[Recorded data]
-- Start --

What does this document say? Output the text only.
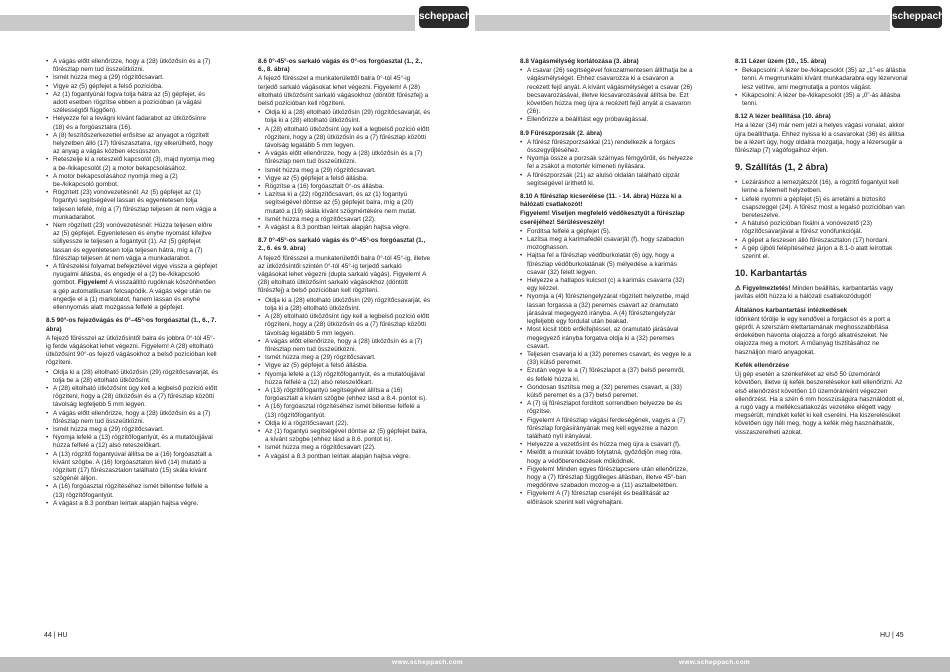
scheppach
• A vágás előtt ellenőrizze, hogy a (28) ütközősín és a (7) fűrészlap nem tud összeütközni.
• Ismét húzza meg a (29) rögzítőcsavart.
• Vigye az (5) gépfejet a felső pozícióba.
• Az (1) fogantyúnál fogva tolja hátra az (5) gépfejet, és adott esetben rögzítse ebben a pozícióban (a vágási szélességtől függően).
• Helyezze fel a levágni kívánt fadarabot az ütközősínre (18) és a forgóasztalra (16).
• A (8) feszítőszerkezettel erősítse az anyagot a rögzített helyzetben álló (17) fűrészasztalra, így elkerülhető, hogy az anyag a vágás közben elcsússzon.
• Reteszelje ki a reteszelő kapcsolót (3), majd nyomja meg a be-/kikapcsolót (2) a motor bekapcsolásához.
• A motor bekapcsolásához nyomja meg a (2) be-/kikapcsoló gombot.
• Rögzített (23) vonóvezetésnél: Az (5) gépfejet az (1) fogantyú segítségével lassan és egyenletesen tolja teljesen lefelé, míg a (7) fűrészlap teljesen át nem vágja a munkadarabot.
• Nem rögzített (23) vonóvezetésnél: Húzza teljesen előre az (5) gépfejet. Egyenletesen és enyhe nyomást kifejtve süllyessze le teljesen a fogantyút (1). Az (5) gépfejet lassan és egyenletesen tolja teljesen hátra, míg a (7) fűrészlap teljesen át nem vágja a munkadarabot.
• A fűrészelési folyamat befejeztével vigye vissza a gépfejet nyugalmi állásba, és engedje el a (2) be-/kikapcsoló gombot. Figyelem! A visszaállító rugóknak köszönhetően a gép automatikusan felcsapódik. A vágás vége után ne engedje el a (1) markolatot, hanem lassan és enyhe ellennyomás alatt mozgassa felfelé a gépfejet.
8.5 90°-os fejezővágás és 0°–45°-os forgóasztal (1., 6., 7. ábra)

A fejező fűrésszel az ütközősíntől balra és jobbra 0°-tól 45°-ig ferde vágásokat lehet végezni. Figyelem! A (28) eltolható ütközősínt 90°-os fejező vágásokhoz a belső pozícióban kell rögzíteni.

• Oldja ki a (28) eltolható ütközősín (29) rögzítőcsavarját, és tolja be a (28) eltolható ütközősínt.
• A (28) eltolható ütközősínt úgy kell a legbelső pozíció előtt rögzíteni, hogy a (28) ütközősín és a (7) fűrészlap közötti távolság legfeljebb 5 mm legyen.
• A vágás előtt ellenőrizze, hogy a (28) ütközősín és a (7) fűrészlap nem tud összeütközni.
• Ismét húzza meg a (29) rögzítőcsavart.
• Nyomja lefelé a (13) rögzítőfogantyút, és a mutatóujjával húzza felfelé a (12) alsó reteszelőkart.
• A (13) rögzítő fogantyúval állítsa be a (16) forgóasztalt a kívánt szögbe. A (16) forgóasztalon lévő (14) mutató a rögzített (17) fűrészasztalon található (15) skála kívánt szögénél álljon.
• A (16) forgóasztal rögzítéséhez ismét billentse felfelé a (13) rögzítőfogantyút.
• A vágást a 8.3 pontban leírtak alapján hajtsa végre.
8.6 0°-45°-os sarkaló vágás és 0°-os forgóasztal (1., 2., 6., 8. ábra)

A fejező fűrésszel a munkaterülettől balra 0°-tól 45°-ig terjedő sarkaló vágásokat lehet végezni. Figyelem! A (28) eltolható ütközősínt sarkaló vágásokhoz (döntött fűrészfej) a belső pozícióban kell rögzíteni.

• Oldja ki a (28) eltolható ütközősín (29) rögzítőcsavarját, és tolja ki a (28) eltolható ütközősínt.
• A (28) eltolható ütközősínt úgy kell a legbelső pozíció előtt rögzíteni, hogy a (28) ütközősín és a (7) fűrészlap közötti távolság legalább 5 mm legyen.
• A vágás előtt ellenőrizze, hogy a (28) ütközősín és a (7) fűrészlap nem tud összeütközni.
• Ismét húzza meg a (29) rögzítőcsavart.
• Vigye az (5) gépfejet a felső állásba.
• Rögzítse a (16) forgóasztalt 0°-os állásba.
• Lazítsa ki a (22) rögzítőcsavart, és az (1) fogantyú segítségével döntse az (5) gépfejet balra, míg a (20) mutató a (19) skála kívánt szögmértékére nem mutat.
• Ismét húzza meg a rögzítőcsavart (22).
• A vágást a 8.3 pontban leírtak alapján hajtsa végre.
8.7 0°-45°-os sarkaló vágás és 0°-45°-os forgóasztal (1., 2., 6. és 9. ábra)

A fejező fűrésszel a munkaterülettől balra 0°-tól 45°-ig, illetve az ütközősíntől szintén 0°-tól 45°-ig terjedő sarkaló vágásokat lehet végezni (dupla sarkaló vágás). Figyelem! A (28) eltolható ütközősínt sarkaló vágásokhoz (döntött fűrészfej) a belső pozícióban kell rögzíteni.

• Oldja ki a (28) eltolható ütközősín (29) rögzítőcsavarját, és tolja ki a (28) eltolható ütközősínt.
• A (28) eltolható ütközősínt úgy kell a legbelső pozíció előtt rögzíteni, hogy a (28) ütközősín és a (7) fűrészlap közötti távolság legalább 5 mm legyen.
• A vágás előtt ellenőrizze, hogy a (28) ütközősín és a (7) fűrészlap nem tud összeütközni.
• Ismét húzza meg a (29) rögzítőcsavart.
• Vigye az (5) gépfejet a felső állásba.
• Nyomja lefelé a (13) rögzítőfogantyút, és a mutatóujjával húzza felfelé a (12) alsó reteszelőkart.
• A (13) rögzítőfogantyú segítségével állítsa a (16) forgóasztalt a kívánt szögbe (ehhez lásd a 8.4. pontot is).
• A (16) forgóasztal rögzítéséhez ismét billentse felfelé a (13) rögzítőfogantyút.
• Oldja ki a rögzítőcsavart (22).
• Az (1) fogantyú segítségével döntse az (5) gépfejet balra, a kívánt szögbe (ehhez lásd a 8.6. pontot is).
• Ismét húzza meg a rögzítőcsavart (22).
• A vágást a 8.3 pontban leírtak alapján hajtsa végre.
44 | HU
www.scheppach.com
scheppach
8.8 Vágásmélység korlátozása (3. ábra)
• A csavar (26) segítségével fokozatmentesen állíthatja be a vágásmélységet. Ehhez csavarozza ki a csavaron a recézett fejű anyát. A kívánt vágásmélységet a csavar (26) becsavarozásával, illetve kicsavarozásával állítsa be. Ezt követően húzza meg újra a recézett fejű anyát a csavaron (26).
• Ellenőrizze a beállítást egy próbavágással.
8.9 Fűrészporzsák (2. ábra)
• A fűrész fűrészporzsákkal (21) rendelkezik a forgács összegyűjtéséhez.
• Nyomja össze a porzsák szárnyas fémgyűrűit, és helyezze fel a zsákot a motortér kimeneti nyílására.
• A fűrészporzsák (21) az alulsó oldalán található cipzár segítségével üríthető ki.
8.10 A fűrészlap kicserélése (11. - 14. ábra) Húzza ki a hálózati csatlakozót!

Figyelem! Viseljen megfelelő védőkesztyűt a fűrészlap cseréjéhez! Sérülésveszély!

• Fordítsa felfelé a gépfejet (5).
• Lazítsa meg a karimafedél csavarját (f), hogy szabadon mozoghasson.
• Hajtsa fel a fűrészlap védőburkolatát (6) úgy, hogy a fűrészlap védőburkolatának (5) mélyedése a karimás csavar (32) felett legyen.
• Helyezze a hatlapos kulcsot (c) a karimás csavarra (32) egy kézzel.
• Nyomja a (4) fűrésztengelyzárat rögzített helyzetbe, majd lassan forgassa a (32) peremes csavart az óramutató járásával megegyező irányba. A (4) fűrésztengelyzár legfeljebb egy fordulat után beakad.
• Most kicsit több erőkifejtéssel, az óramutató járásával megegyező irányba forgatva oldja ki a (32) peremes csavart.
• Teljesen csavarja ki a (32) peremes csavart, és vegye le a (33) külső peremet.
• Ezután vegye le a (7) fűrészlapot a (37) belső peremről, és felfelé húzza ki.
• Gondosan tisztítsa meg a (32) peremes csavart, a (33) külső peremet és a (37) belső peremet.
• A (7) új fűrészlapot fordított sorrendben helyezze be és rögzítse.
• Figyelem! A fűrészlap vágási ferdeségének, vagyis a (7) fűrészlap forgásirányának meg kell egyeznie a házon található nyíl irányával.
• Helyezze a vezetősínt és húzza meg újra a csavart (f).
• Mielőtt a munkát tovább folytatná, győződjön meg róla, hogy a védőberendezések működnek.
• Figyelem! Minden egyes fűrészlapcsere után ellenőrizze, hogy a (7) fűrészlap függőleges állásban, illetve 45°-ban megdöntve szabadon mozog-e a (11) asztalbetétben.
• Figyelem! A (7) fűrészlap cseréjét és beállítását az előírások szerint kell végrehajtani.
8.11 Lézer üzem (10., 15. ábra)
• Bekapcsolni: A lézer be-/kikapcsolót (35) az „1”-es állásba tenni. A megmunkálni kívánt munkadarabra egy lézervonal lesz vetítve, ami megmutatja a pontos vágást.
• Kikapcsolni: A lézer be-/kikapcsolót (35) a „0”-ás állásba tenni.
8.12 A lézer beállítása (10. ábra)

Ha a lézer (34) már nem jelzi a helyes vágási vonalat, akkor újra beállíthatja. Ehhez nyissa ki a csavarokat (36) és állítsa be a lézert úgy, hogy oldalra mozgatja, hogy a lézersugár a fűrészlap (7) vágófogaihoz érjen.

9. Szállítás (1, 2 ábra)
• Lezáráshoz a lemezjátszót (16), a rögzítő fogantyút kell lenne a felemelt helyzetben.
• Lefelé nyomni a gépfejet (5) és arretálni a biztosító csapszeggel (24). A fűrész most a legalsó pozícióban van bereteszelve.
• A hátulsó pozícióban fixálni a vonóvezető (23) rögzítőcsavarjával a fűrész vonófunkcióját.
• A gépet a feszesen álló fűrészasztalon (17) hordani.
• A gép újbóli felépítéséhez járjon a 8.1-ö alatt leírottak szerint el.
10. Karbantartás

⚠ Figyelmeztetés! Minden beállítás, karbantartás vagy javítás előtt húzza ki a hálózati csatlakozódugót!

Általános karbantartási intézkedések

Időnként törölje le egy kendővel a forgácsot és a port a gépről. A szerszám élettartamának meghosszabbítása érdekében havonta olajozza a forgó alkatrészeket. Ne olajozza meg a motort. A műanyag tisztításához ne használjon maró anyagokat.

Kefék ellenőrzése

Új gép esetén a szénkeféket az első 50 üzemóráról követően, illetve új kefék beszerelésekor kell ellenőrizni. Az első ellenőrzést követően 10 üzemóránként végezzen ellenőrzést. Ha a szén 6 mm hosszúságúra használódott el, a rugó vagy a mellékcsatlakozás vezetéke elégett vagy megsérült, mindkét kefét ki kell cserélni. Ha kiszerelésüket követően úgy ítéli meg, hogy a kefék még használhatók, visszaszerelheti azokat.

HU | 45
www.scheppach.com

-- End --

What this task involves:
From the entries, report each line that includes the word "hálózati".

Written solution:
8.10 A fűrészlap kicserélése (11. - 14. ábra) Húzza ki a hálózati csatlakozót!
⚠ Figyelmeztetés! Minden beállítás, karbantartás vagy javítás előtt húzza ki a hálózati csatlakozódugót!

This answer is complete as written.